Origine in etichetta del pomodoro: al via l’obbligo dell’indicazione

 


In via sperimentale fino al 31 dicembre 2020 è scattato l’obbligo dell’indicazione dell’origine in etichetta del pomodoro ai prodotti alimentari pre-imballati destinati al consumatore finale, ovvero, ai derivati del pomodoro ed ai sughi e salse preparate a base di pomodoro (Ministero delle Politiche Agricole Alimentari e Forestali – decreto 16 novembre 2017).

L’indicazione dell’origine prevede l’utilizzo in etichetta della dicitura:
– “Paese di coltivazione del pomodoro”;
– “Paese di trasformazione del pomodoro”.
– “Nome del paese”, qualora il pomodoro impiegato sia stato coltivato e trasformato interamente in un unico Paese;
– “UE”, “non UE”, “UE e non”, qualora la coltivazione e la trasformazione del pomodoro avvenga nei territori di più Paesi membri dell’Unione europea o situati al di fuori dell’Unione europea.

*Ordine di lavoro A*
Secondo il testo sull'etichetta del pomodoro, fino a quale data vale in via sperimentale l'obbligo di indicarne l'origine?
*Ordine di lavoro B*
Per favore, prosegui il testo sull'origine del pomodoro in etichetta partendo dopo la sua ultima frase.
Il materiale non ha alcun ruolo in questo lavoro.

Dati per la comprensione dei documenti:
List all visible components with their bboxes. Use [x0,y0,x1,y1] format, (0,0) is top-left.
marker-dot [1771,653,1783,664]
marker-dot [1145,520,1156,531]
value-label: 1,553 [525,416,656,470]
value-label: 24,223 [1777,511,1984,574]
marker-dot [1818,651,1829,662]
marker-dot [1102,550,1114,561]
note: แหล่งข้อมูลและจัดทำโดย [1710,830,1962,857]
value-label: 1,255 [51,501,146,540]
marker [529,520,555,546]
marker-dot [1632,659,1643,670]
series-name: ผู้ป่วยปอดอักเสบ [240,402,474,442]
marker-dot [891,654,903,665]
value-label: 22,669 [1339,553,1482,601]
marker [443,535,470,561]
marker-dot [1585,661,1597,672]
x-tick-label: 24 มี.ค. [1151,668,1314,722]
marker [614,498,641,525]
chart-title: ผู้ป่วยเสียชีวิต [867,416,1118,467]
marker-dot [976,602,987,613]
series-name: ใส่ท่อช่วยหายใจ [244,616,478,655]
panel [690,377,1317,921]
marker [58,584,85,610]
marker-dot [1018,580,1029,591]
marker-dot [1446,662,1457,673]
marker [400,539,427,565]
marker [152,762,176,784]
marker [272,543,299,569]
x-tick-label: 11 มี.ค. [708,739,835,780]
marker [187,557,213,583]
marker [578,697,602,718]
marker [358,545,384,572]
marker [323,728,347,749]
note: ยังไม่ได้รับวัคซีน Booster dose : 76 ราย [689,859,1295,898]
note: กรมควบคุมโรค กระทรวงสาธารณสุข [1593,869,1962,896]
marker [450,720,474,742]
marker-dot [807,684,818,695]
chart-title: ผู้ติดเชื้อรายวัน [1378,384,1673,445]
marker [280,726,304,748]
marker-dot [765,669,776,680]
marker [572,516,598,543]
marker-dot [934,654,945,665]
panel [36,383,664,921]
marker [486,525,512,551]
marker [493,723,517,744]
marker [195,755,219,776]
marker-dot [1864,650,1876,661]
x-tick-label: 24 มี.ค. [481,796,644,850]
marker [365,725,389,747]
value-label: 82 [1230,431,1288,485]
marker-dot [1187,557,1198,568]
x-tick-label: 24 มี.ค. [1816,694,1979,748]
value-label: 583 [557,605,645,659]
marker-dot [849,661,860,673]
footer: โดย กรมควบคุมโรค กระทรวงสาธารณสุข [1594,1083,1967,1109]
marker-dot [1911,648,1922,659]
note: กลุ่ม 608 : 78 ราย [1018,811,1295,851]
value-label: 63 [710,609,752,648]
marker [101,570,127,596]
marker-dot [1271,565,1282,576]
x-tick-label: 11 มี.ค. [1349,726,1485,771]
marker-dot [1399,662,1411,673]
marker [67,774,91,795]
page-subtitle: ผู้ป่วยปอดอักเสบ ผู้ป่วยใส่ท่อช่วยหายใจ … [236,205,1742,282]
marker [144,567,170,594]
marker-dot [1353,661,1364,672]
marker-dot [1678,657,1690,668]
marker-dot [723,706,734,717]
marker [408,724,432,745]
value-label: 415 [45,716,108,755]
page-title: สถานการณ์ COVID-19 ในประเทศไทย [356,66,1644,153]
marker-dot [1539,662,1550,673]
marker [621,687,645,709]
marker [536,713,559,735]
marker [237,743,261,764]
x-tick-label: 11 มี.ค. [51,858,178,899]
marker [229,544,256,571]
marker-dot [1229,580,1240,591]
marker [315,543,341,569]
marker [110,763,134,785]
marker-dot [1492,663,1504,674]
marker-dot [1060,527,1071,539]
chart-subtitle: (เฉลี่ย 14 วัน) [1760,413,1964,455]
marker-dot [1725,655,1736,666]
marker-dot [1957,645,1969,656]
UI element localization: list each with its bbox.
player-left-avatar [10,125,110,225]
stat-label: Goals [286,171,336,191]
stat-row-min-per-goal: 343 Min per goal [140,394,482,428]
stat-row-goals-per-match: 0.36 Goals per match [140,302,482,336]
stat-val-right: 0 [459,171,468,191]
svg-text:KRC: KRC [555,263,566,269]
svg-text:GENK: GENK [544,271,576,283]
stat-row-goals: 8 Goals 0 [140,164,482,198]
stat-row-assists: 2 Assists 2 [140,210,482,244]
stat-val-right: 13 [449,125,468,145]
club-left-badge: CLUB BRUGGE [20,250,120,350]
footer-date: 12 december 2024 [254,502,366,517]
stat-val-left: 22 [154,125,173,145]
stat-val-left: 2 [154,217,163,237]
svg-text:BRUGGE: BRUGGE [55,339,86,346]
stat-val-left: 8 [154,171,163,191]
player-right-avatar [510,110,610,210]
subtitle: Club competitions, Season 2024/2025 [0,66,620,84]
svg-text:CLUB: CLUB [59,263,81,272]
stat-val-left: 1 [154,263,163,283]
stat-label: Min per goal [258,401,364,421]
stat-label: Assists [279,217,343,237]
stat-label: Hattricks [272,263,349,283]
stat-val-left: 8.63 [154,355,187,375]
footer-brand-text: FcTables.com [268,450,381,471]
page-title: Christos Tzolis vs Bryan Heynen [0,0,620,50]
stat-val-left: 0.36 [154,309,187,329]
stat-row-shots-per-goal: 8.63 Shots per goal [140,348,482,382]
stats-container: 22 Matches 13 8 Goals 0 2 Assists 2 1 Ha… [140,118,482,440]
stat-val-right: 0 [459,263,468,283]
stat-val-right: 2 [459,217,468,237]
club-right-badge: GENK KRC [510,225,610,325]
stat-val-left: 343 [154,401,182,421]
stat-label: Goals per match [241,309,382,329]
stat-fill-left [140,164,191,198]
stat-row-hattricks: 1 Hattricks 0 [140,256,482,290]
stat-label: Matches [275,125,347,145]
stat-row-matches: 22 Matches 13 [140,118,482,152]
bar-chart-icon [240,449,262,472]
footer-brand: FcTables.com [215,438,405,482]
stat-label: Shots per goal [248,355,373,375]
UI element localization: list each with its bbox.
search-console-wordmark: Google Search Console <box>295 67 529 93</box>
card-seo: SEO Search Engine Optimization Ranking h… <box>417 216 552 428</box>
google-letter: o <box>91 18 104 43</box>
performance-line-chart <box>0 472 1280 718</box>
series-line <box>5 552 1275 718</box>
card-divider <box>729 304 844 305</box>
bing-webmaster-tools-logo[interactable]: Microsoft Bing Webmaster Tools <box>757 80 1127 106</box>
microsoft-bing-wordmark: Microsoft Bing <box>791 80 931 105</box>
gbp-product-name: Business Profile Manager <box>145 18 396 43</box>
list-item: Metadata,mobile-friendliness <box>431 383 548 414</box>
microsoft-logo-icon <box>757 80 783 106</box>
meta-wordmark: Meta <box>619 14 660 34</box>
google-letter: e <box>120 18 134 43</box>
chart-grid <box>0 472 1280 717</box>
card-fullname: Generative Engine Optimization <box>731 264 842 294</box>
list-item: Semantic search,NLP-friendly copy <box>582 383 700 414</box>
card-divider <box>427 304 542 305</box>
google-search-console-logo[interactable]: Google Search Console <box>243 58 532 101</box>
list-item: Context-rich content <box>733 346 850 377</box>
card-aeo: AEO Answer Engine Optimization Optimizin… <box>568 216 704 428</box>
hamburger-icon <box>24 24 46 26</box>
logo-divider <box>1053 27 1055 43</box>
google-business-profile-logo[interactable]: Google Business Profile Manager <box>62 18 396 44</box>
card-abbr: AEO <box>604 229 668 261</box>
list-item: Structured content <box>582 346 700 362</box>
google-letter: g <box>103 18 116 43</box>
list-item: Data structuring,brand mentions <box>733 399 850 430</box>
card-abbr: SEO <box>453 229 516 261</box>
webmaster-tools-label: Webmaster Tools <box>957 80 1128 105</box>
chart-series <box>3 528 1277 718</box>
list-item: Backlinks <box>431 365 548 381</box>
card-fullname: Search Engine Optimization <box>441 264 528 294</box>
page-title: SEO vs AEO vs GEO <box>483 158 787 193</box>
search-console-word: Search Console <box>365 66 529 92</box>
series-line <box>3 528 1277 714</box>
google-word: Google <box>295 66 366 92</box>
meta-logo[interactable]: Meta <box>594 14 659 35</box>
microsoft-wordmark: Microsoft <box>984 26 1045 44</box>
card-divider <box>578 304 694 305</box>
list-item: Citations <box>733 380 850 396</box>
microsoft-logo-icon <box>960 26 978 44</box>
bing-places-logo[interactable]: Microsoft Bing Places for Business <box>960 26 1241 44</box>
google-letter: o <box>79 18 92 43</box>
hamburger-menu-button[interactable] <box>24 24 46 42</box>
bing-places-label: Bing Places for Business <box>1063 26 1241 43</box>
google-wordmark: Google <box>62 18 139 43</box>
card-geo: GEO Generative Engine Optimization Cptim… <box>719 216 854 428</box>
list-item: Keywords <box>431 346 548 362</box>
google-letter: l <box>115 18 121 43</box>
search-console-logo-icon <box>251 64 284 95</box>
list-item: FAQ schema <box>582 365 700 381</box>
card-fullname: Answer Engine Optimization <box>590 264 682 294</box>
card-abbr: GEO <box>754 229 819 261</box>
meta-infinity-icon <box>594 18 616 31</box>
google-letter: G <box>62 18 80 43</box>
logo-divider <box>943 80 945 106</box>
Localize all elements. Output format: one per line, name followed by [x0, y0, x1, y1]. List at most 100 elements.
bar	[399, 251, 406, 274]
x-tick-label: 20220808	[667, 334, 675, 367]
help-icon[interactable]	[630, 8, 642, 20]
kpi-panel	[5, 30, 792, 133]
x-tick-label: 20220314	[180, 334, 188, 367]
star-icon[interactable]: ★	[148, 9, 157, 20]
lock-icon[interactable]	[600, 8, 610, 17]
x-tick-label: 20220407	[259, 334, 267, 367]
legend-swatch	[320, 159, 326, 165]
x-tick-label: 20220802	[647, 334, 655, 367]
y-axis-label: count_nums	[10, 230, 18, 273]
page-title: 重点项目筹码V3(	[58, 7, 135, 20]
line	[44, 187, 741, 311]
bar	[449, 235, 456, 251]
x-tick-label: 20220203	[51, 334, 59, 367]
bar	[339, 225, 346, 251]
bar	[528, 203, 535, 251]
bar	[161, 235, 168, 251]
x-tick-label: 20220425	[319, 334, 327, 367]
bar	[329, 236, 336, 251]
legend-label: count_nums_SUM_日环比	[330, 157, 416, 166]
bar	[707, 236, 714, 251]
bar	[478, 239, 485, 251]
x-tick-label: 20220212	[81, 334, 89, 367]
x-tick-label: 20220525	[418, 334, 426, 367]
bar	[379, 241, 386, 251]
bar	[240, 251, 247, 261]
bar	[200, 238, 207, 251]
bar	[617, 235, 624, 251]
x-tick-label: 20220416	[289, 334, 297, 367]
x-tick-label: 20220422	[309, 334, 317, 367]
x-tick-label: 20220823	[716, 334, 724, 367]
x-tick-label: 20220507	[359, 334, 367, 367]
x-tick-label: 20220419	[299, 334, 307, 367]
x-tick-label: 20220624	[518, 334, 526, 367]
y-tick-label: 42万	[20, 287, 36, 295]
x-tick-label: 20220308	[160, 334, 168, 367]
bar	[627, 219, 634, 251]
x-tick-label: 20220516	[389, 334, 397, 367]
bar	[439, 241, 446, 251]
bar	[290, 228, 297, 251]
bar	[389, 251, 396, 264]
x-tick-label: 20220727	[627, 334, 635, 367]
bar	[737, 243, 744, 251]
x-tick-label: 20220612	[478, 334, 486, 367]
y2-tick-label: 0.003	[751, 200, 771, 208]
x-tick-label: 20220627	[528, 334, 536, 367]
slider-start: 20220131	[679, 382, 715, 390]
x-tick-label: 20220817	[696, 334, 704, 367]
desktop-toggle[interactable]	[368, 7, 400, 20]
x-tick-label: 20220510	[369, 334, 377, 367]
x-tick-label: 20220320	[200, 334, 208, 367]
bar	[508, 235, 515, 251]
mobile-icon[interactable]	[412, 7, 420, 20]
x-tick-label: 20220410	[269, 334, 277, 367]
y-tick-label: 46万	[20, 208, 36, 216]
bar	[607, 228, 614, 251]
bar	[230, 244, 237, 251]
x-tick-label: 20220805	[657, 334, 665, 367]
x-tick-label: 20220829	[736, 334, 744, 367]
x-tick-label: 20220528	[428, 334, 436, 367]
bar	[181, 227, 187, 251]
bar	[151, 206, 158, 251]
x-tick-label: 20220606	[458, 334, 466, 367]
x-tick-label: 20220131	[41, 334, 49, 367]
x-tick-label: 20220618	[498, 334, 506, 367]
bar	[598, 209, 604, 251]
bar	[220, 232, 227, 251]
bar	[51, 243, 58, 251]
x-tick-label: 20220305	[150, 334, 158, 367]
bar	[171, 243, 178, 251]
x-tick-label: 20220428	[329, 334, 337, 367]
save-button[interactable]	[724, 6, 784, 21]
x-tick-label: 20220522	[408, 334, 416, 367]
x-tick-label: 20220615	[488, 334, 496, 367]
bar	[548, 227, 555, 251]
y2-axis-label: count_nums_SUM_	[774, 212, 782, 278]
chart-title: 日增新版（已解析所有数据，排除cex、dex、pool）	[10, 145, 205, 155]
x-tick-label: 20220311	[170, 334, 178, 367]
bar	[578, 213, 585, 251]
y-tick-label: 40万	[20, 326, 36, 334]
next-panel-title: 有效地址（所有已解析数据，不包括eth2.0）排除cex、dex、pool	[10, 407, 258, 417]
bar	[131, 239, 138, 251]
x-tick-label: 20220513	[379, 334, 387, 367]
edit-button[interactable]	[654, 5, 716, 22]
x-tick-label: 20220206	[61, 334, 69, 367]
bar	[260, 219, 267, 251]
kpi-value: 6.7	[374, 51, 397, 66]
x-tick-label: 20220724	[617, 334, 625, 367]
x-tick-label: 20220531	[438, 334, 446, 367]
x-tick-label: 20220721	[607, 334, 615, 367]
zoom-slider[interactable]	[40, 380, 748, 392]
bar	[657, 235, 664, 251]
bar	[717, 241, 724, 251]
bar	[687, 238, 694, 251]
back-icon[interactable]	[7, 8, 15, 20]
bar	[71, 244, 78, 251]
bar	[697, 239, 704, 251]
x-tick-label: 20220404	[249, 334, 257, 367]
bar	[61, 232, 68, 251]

*Spazio risposta A*
Fino al 31 dicembre 2020.

*Spazio risposta B*
Le indicazioni sull’origine devono essere indelebili e riportate in etichetta in un punto evidente in modo da essere facilmente visibili e chiaramente leggibili: non devono essere in nessun modo nascoste, oscurate, limitate o separate da altre indicazioni scritte o grafiche o da altri elementi suscettibili di interferire.
In caso di violazione dei suddetti obblighi, è prevista una sanzione amministrativa pecuniaria da euro milleseicento a euro novemilacinquecento.